> **Direction**: Copy out the data below line for line, with no changes.
Begin Raw data
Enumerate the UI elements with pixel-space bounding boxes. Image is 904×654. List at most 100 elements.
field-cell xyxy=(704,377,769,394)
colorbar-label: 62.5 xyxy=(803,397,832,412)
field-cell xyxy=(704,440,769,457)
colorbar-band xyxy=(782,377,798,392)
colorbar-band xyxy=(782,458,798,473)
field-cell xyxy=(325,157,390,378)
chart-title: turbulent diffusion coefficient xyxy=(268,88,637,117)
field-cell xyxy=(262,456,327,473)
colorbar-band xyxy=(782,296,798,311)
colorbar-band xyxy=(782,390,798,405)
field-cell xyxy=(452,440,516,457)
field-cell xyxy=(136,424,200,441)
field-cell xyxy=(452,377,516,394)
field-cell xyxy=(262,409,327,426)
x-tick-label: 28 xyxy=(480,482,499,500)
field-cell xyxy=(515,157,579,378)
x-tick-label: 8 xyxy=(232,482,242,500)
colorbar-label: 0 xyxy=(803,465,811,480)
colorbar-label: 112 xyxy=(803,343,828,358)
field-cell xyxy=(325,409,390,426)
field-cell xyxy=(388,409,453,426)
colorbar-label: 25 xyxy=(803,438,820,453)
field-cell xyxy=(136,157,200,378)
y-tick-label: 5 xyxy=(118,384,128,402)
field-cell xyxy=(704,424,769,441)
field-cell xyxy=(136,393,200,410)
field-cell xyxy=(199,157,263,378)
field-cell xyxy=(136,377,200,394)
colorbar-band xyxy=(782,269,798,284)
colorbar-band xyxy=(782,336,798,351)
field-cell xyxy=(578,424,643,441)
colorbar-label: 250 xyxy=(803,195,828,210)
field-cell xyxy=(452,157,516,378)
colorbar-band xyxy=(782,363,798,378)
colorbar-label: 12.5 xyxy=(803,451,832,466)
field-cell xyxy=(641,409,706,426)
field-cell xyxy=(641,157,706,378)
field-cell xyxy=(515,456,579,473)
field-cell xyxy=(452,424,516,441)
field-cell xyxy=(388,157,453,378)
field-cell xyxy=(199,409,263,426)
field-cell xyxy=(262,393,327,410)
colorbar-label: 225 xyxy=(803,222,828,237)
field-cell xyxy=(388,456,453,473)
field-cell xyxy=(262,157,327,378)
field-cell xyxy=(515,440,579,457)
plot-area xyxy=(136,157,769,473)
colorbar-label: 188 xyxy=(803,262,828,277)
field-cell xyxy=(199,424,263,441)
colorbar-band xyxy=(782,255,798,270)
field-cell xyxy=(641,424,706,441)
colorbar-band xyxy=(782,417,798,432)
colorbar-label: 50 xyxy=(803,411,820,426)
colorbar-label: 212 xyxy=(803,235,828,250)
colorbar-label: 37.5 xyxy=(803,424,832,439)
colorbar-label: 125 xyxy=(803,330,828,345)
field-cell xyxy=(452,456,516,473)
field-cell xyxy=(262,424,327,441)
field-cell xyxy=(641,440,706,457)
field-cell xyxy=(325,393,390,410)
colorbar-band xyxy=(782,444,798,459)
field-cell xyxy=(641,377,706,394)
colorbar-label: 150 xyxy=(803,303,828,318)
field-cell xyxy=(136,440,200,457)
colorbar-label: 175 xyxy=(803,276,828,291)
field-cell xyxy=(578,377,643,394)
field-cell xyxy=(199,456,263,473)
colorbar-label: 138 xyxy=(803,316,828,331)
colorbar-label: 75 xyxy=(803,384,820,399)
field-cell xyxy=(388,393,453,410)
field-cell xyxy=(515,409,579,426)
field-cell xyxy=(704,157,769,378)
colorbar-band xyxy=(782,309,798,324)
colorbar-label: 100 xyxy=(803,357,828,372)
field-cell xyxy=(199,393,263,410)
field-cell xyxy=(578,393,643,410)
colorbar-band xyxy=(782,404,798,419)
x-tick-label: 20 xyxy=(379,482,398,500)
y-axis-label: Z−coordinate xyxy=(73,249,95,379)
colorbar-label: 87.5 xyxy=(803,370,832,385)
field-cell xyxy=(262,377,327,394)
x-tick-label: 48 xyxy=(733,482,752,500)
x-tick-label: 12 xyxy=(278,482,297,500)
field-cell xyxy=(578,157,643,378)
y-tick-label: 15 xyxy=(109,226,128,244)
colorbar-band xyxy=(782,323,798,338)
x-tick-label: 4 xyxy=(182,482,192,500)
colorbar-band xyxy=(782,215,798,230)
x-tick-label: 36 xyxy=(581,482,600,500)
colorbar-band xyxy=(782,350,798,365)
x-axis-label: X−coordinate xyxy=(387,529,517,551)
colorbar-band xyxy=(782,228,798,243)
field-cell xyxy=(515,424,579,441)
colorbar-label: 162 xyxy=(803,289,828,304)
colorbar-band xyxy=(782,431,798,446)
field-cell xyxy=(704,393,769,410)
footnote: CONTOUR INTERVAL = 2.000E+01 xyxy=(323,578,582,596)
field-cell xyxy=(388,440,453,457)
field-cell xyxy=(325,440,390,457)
End Raw data
> **Solution**:
Enumerate the UI elements with pixel-space bounding boxes. Image is 904×654. List at most 100 elements.
field-cell xyxy=(704,377,769,394)
colorbar-label: 62.5 xyxy=(803,397,832,412)
field-cell xyxy=(704,440,769,457)
colorbar-band xyxy=(782,377,798,392)
colorbar-band xyxy=(782,458,798,473)
field-cell xyxy=(325,157,390,378)
chart-title: turbulent diffusion coefficient xyxy=(268,88,637,117)
field-cell xyxy=(262,456,327,473)
colorbar-band xyxy=(782,296,798,311)
colorbar-band xyxy=(782,390,798,405)
field-cell xyxy=(452,440,516,457)
field-cell xyxy=(136,424,200,441)
field-cell xyxy=(452,377,516,394)
field-cell xyxy=(262,409,327,426)
x-tick-label: 28 xyxy=(480,482,499,500)
field-cell xyxy=(515,157,579,378)
x-tick-label: 8 xyxy=(232,482,242,500)
colorbar-label: 0 xyxy=(803,465,811,480)
colorbar-label: 112 xyxy=(803,343,828,358)
field-cell xyxy=(325,409,390,426)
field-cell xyxy=(388,409,453,426)
colorbar-label: 25 xyxy=(803,438,820,453)
field-cell xyxy=(136,157,200,378)
y-tick-label: 5 xyxy=(118,384,128,402)
field-cell xyxy=(704,424,769,441)
field-cell xyxy=(136,393,200,410)
field-cell xyxy=(199,157,263,378)
field-cell xyxy=(136,377,200,394)
colorbar-band xyxy=(782,269,798,284)
colorbar-band xyxy=(782,336,798,351)
field-cell xyxy=(578,424,643,441)
colorbar-label: 250 xyxy=(803,195,828,210)
field-cell xyxy=(452,157,516,378)
colorbar-band xyxy=(782,363,798,378)
colorbar-label: 12.5 xyxy=(803,451,832,466)
field-cell xyxy=(641,409,706,426)
field-cell xyxy=(641,157,706,378)
field-cell xyxy=(515,456,579,473)
field-cell xyxy=(452,424,516,441)
field-cell xyxy=(388,157,453,378)
field-cell xyxy=(199,409,263,426)
field-cell xyxy=(262,393,327,410)
colorbar-label: 225 xyxy=(803,222,828,237)
field-cell xyxy=(388,456,453,473)
field-cell xyxy=(262,157,327,378)
field-cell xyxy=(515,440,579,457)
plot-area xyxy=(136,157,769,473)
colorbar-label: 188 xyxy=(803,262,828,277)
field-cell xyxy=(199,424,263,441)
colorbar-band xyxy=(782,255,798,270)
field-cell xyxy=(641,424,706,441)
colorbar-band xyxy=(782,417,798,432)
colorbar-label: 50 xyxy=(803,411,820,426)
colorbar-label: 212 xyxy=(803,235,828,250)
colorbar-label: 37.5 xyxy=(803,424,832,439)
colorbar-label: 125 xyxy=(803,330,828,345)
field-cell xyxy=(452,456,516,473)
field-cell xyxy=(262,424,327,441)
field-cell xyxy=(641,440,706,457)
field-cell xyxy=(325,393,390,410)
colorbar-band xyxy=(782,444,798,459)
field-cell xyxy=(641,377,706,394)
colorbar-label: 150 xyxy=(803,303,828,318)
field-cell xyxy=(136,440,200,457)
colorbar-label: 175 xyxy=(803,276,828,291)
field-cell xyxy=(578,377,643,394)
field-cell xyxy=(199,456,263,473)
colorbar-label: 138 xyxy=(803,316,828,331)
colorbar-label: 75 xyxy=(803,384,820,399)
field-cell xyxy=(388,393,453,410)
field-cell xyxy=(515,409,579,426)
field-cell xyxy=(704,157,769,378)
colorbar-band xyxy=(782,309,798,324)
colorbar-label: 100 xyxy=(803,357,828,372)
field-cell xyxy=(199,393,263,410)
field-cell xyxy=(578,393,643,410)
colorbar-band xyxy=(782,404,798,419)
x-tick-label: 20 xyxy=(379,482,398,500)
y-axis-label: Z−coordinate xyxy=(73,249,95,379)
colorbar-label: 87.5 xyxy=(803,370,832,385)
field-cell xyxy=(262,377,327,394)
x-tick-label: 48 xyxy=(733,482,752,500)
x-tick-label: 12 xyxy=(278,482,297,500)
field-cell xyxy=(578,157,643,378)
y-tick-label: 15 xyxy=(109,226,128,244)
colorbar-band xyxy=(782,323,798,338)
x-tick-label: 4 xyxy=(182,482,192,500)
colorbar-band xyxy=(782,215,798,230)
x-tick-label: 36 xyxy=(581,482,600,500)
colorbar-band xyxy=(782,350,798,365)
x-axis-label: X−coordinate xyxy=(387,529,517,551)
colorbar-band xyxy=(782,228,798,243)
field-cell xyxy=(515,424,579,441)
colorbar-label: 162 xyxy=(803,289,828,304)
colorbar-band xyxy=(782,431,798,446)
field-cell xyxy=(704,393,769,410)
footnote: CONTOUR INTERVAL = 2.000E+01 xyxy=(323,578,582,596)
field-cell xyxy=(388,440,453,457)
field-cell xyxy=(325,440,390,457)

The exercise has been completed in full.